Using an Enterprise Risk Map to Find Risk Hotspots
Posted 22 April 2012 by Fiona Racher from RDL | 0 Comments
In a recent guidance paper regarding risk appetite and tolerance, the Institute of Risk Management highlighted the importance of the question:
“Do the executives understand their aggregated and interlinked level of risk so they can determine whether it’s acceptable or not?”
Good risk management means getting the right risk summary information to the right people at the right time and gaining appropriate management attention. Deciding how to construct this summarised risk information can be a major challenge across large, complex organisations.
Even if you have a good risk process in place, as the person responsible for Enterprise Risk Management (ERM), you are faced with the overwhelming challenge of distilling large amounts of risk data from many different sources within the organisation into a comprehensible story that can be communicated to any part of the organisation. As the person responsible for drawing management attention to the key risk areas, you will need a risk map to help achieve this. The risk map should be aligned with objectives and define the key criteria that are used to identify, aggregate, communicate and respond to risk.
The Chief Risk Officer, working closely with senior management, is responsible for ensuring that the risk map is defined and implemented across the organisation. The task of refocusing risk management from a tactical to a strategic exercise then becomes far less onerous. The journey to ERM will be bolstered by major cost savings to be made by implementing high-level risk management activities, rather than duplicating risk response activities across the organisation in a disjointed way.
This white paper, third in a series on implementing Enterprise Risk Management, is written for those people responsible for making sense of the risks across an organisation, interpreting data and turning it into information for making decisions. It offers practical advice on creating the right risk map for your organisation, and helps you to understand the benefits of using it to support your enterprise risk initiative.
In steps one and two of the five steps to ERM, we offered advice on setting up a risk management framework and policies, as well as an organisational reporting structure. These laid the foundations of ERM by establishing who is responsible for different types of risk within the organisational structure.
With this structure in place, the next challenge is to move from managing risks tactically to managing them strategically. However, you have potentially thousands of risks scattered across the organisation, all with varying degrees of completeness, consistency and quality.
As the person responsible for implementing ERM, you must find a way to make sense of all these risks – somehow they need to be summarised, reported, and communicated.
The aim is to get an understanding of where the risk hotspots in the organisation are. A risk hotspot can be an area of negative exposure to threats, or a source of opportunities. Either way, it requires management attention, action and allocation of resources. A risk hotspot can include unacceptably large risks, serious systemic risks, or related risks that have a knock-on effect across the organisation.

___

WHAT THIS EXERCISE ASKS:
(a) In one to three sentences, explain what the enterprise risk map article says will bring major cost savings on the journey to ERM.
(b) Please carry on the enterprise risk map article after its last paragraph.
Nothing here requires the data.

COLLECTED DATA:
___

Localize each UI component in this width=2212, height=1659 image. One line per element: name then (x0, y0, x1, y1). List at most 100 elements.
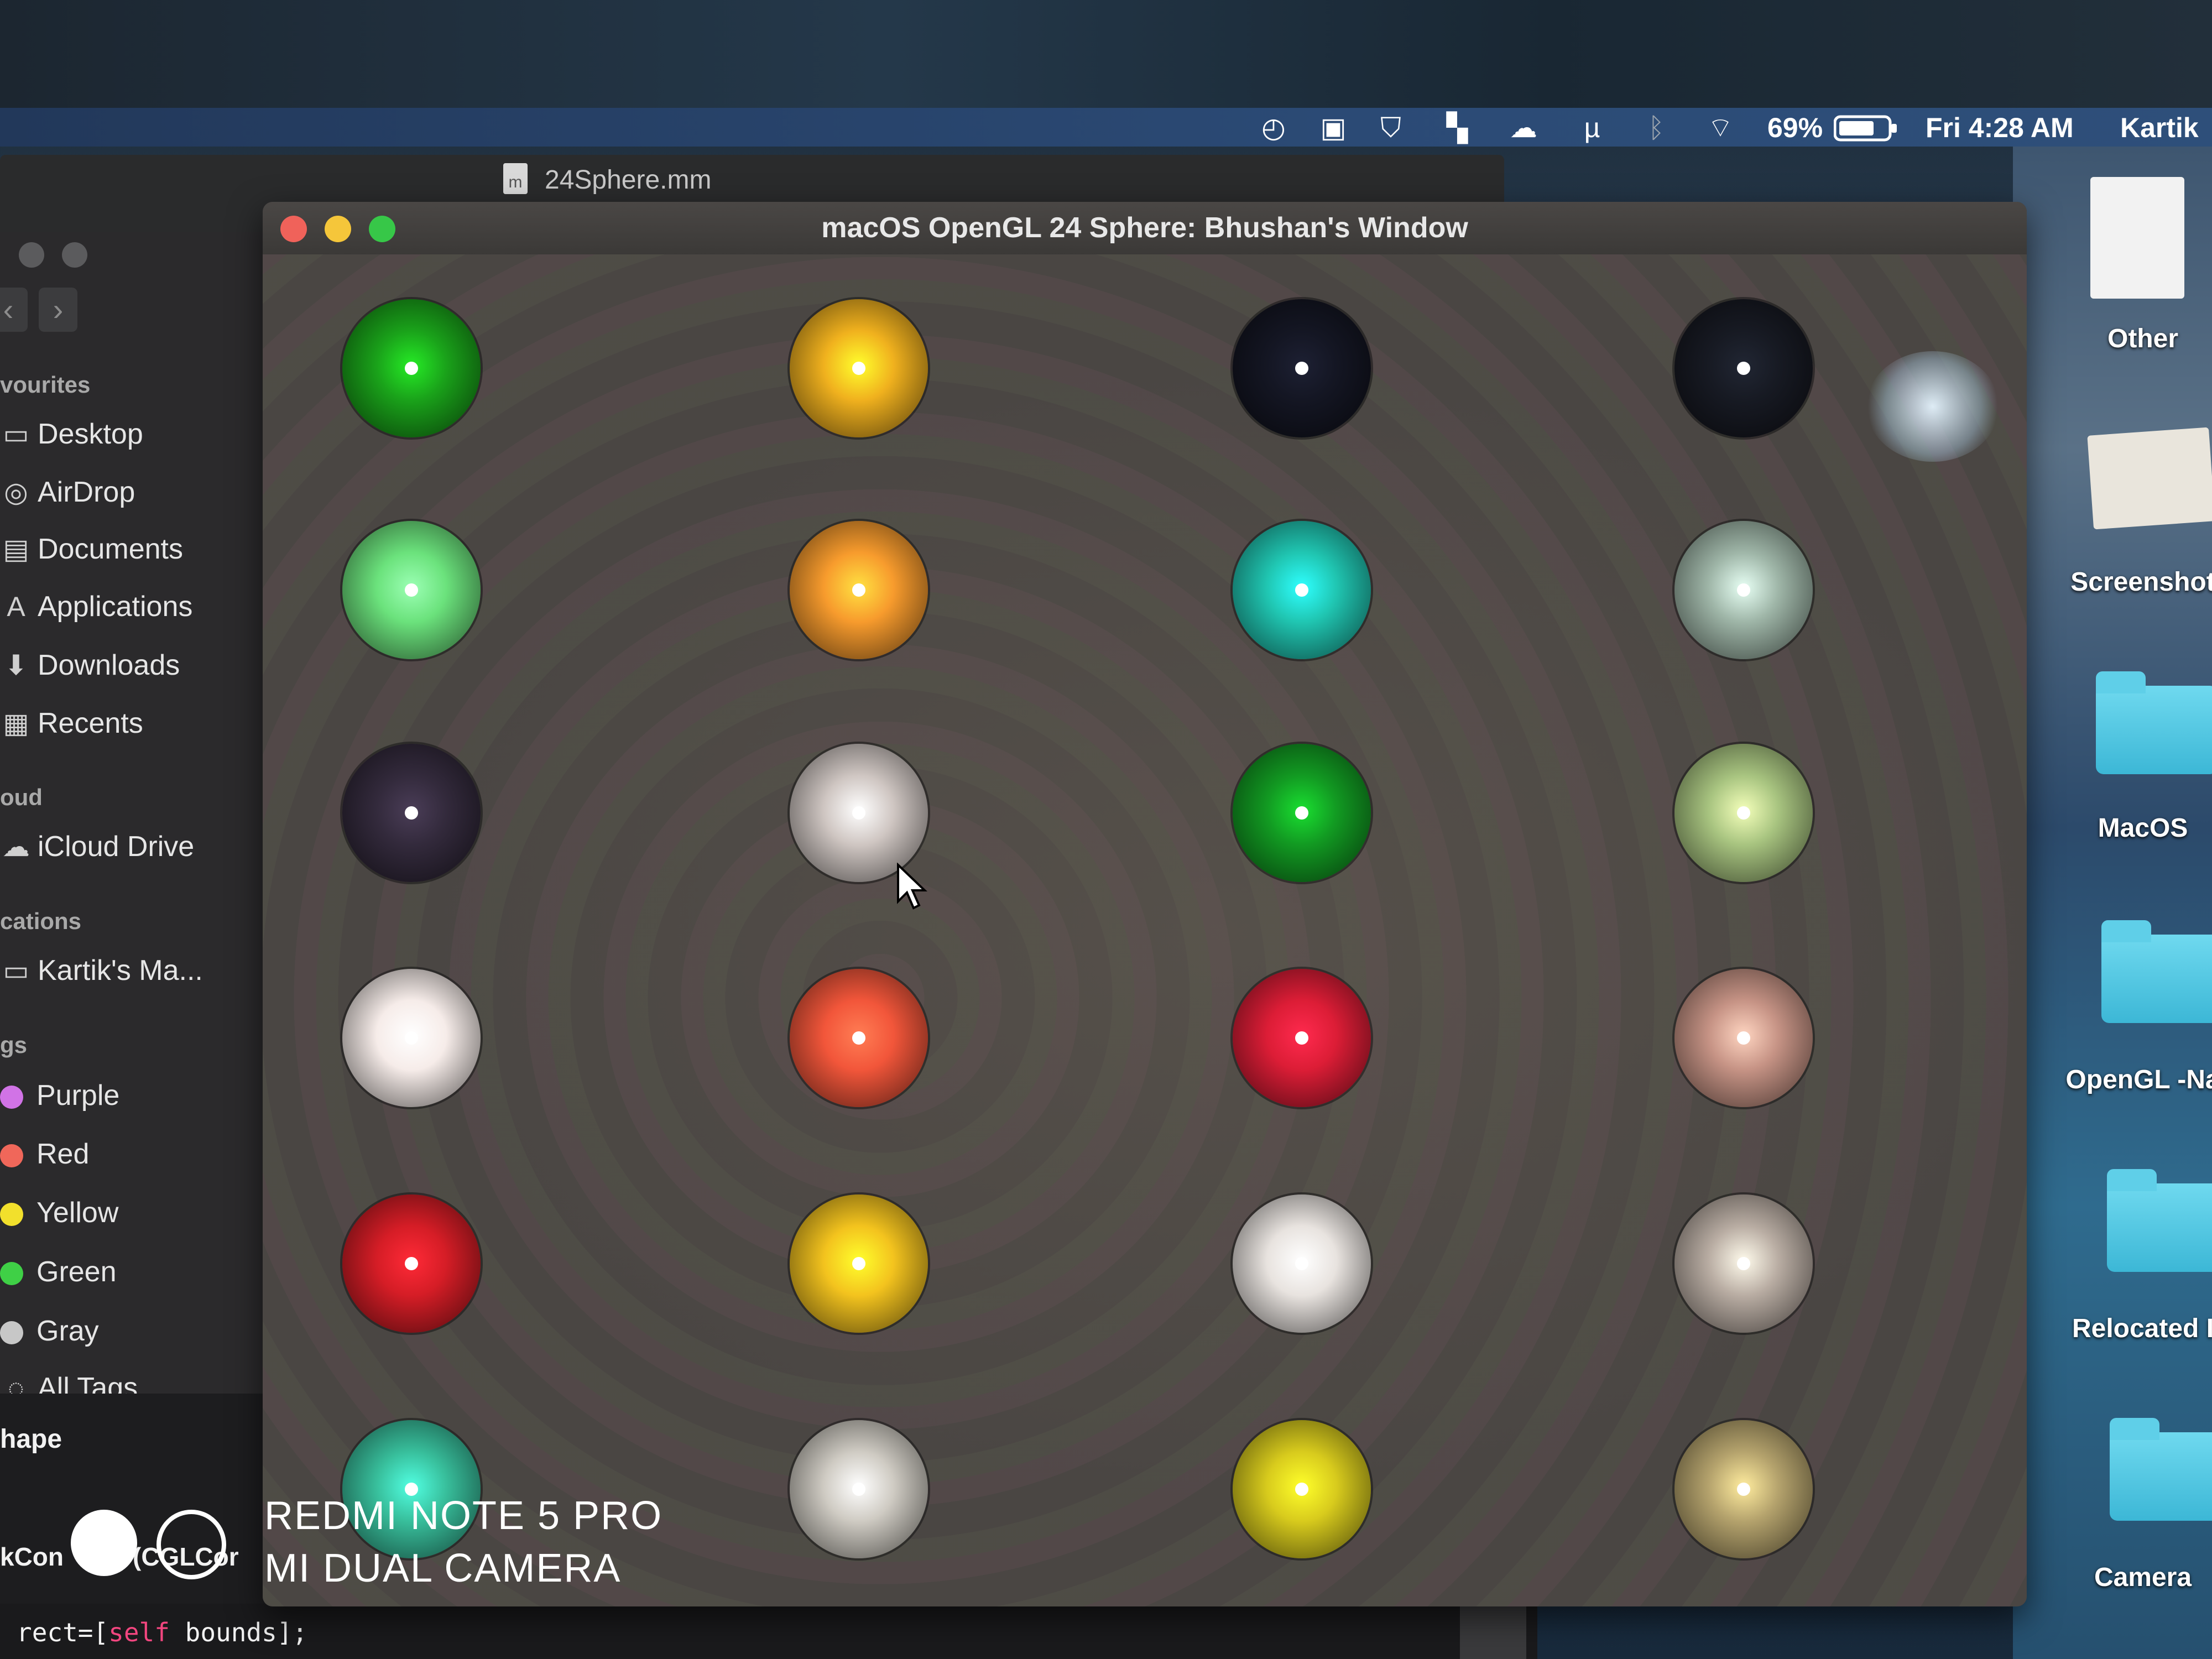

___

ANSWERS TO THE EXERCISE:
(a) The savings come from implementing high-level risk management activities. This replaces duplicating risk response activities across the organization in a disjointed way.

(b)
As it stands, trying to get a summarised picture of the ever-changing risk landscape can feel like an insurmountable challenge. How on earth do you make sense of this risk data, and then ensure that the key risk hotspots are strategically monitored and managed?
This is the challenge we aim to address in this white paper.
The risk landscape
Above we referred to an ever-changing risk landscape, and it can be useful to think of the risks overlaid onto the organisational structure as a sort of landscape. Though the risk landscape isn’t a physical one, you can quickly start to see the similarities.
Maps are the most common method used to represent landscapes. Most importantly, people use different types of maps to help make a wide range of decisions. For example, the London Metropolitan Police have mapped out a crime-rate landscape to identify hotspots for key types of crime to help target their resources.
A map can be regarded as a representation of a landscape using symbolic depiction. It can indicate key themes and features of the landscape. The symbolic element is important, since it provides a consistency to the way certain types of features are represented.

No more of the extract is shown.